(Data entries)
# # # #
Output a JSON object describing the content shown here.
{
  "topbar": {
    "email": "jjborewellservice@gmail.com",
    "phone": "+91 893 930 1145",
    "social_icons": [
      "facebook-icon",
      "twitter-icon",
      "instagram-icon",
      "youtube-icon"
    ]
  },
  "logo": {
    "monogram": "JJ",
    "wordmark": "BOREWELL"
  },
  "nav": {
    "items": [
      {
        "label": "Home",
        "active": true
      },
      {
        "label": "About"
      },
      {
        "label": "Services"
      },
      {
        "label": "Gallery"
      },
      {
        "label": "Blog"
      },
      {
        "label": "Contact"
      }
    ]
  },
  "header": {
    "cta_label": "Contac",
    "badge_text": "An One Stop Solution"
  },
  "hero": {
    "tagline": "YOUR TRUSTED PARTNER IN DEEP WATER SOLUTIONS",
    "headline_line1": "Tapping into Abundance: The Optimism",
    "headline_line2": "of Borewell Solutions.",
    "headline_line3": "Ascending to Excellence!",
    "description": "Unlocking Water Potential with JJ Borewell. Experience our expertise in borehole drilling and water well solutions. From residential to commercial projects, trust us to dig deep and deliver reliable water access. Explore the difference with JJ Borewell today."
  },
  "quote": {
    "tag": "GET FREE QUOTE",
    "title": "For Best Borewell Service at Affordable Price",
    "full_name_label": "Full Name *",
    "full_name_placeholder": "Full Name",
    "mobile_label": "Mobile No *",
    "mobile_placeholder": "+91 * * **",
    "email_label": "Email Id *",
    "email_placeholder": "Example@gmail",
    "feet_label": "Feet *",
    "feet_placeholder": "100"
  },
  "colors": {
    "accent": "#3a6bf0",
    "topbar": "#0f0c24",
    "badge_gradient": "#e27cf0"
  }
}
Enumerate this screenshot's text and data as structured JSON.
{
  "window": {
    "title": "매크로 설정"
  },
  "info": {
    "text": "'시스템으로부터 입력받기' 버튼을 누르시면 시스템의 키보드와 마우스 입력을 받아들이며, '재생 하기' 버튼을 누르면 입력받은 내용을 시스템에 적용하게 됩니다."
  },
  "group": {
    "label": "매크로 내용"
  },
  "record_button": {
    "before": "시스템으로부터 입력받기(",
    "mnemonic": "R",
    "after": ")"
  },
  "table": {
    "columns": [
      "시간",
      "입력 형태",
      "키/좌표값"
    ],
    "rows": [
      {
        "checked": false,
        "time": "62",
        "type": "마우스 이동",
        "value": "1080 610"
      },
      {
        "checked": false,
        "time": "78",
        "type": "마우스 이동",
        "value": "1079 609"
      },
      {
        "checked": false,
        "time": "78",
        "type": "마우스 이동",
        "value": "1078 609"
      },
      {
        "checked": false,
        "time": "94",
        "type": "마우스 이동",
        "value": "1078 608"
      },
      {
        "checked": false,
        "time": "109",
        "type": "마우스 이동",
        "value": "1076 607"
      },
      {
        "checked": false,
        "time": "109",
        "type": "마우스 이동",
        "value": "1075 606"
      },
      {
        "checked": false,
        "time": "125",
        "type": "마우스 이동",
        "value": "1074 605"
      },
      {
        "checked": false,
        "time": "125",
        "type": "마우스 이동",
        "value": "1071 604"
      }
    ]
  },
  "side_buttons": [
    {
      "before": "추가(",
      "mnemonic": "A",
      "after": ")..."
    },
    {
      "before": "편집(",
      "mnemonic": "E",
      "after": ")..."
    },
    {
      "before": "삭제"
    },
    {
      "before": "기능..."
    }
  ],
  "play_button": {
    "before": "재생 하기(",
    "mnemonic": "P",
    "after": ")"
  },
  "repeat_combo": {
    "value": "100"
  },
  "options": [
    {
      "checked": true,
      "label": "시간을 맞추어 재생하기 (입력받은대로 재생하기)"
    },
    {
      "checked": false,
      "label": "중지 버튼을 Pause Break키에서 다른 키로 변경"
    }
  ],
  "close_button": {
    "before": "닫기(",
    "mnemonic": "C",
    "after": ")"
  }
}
# # # #
» **Work to be completed**
Copy each line of the data above that holds "입력받기".

» **Result**
    "text": "'시스템으로부터 입력받기' 버튼을 누르시면 시스템의 키보드와 마우스 입력을 받아들이며, '재생 하기' 버튼을 누르면 입력받은 내용을 시스템에 적용하게 됩니다."
    "before": "시스템으로부터 입력받기(",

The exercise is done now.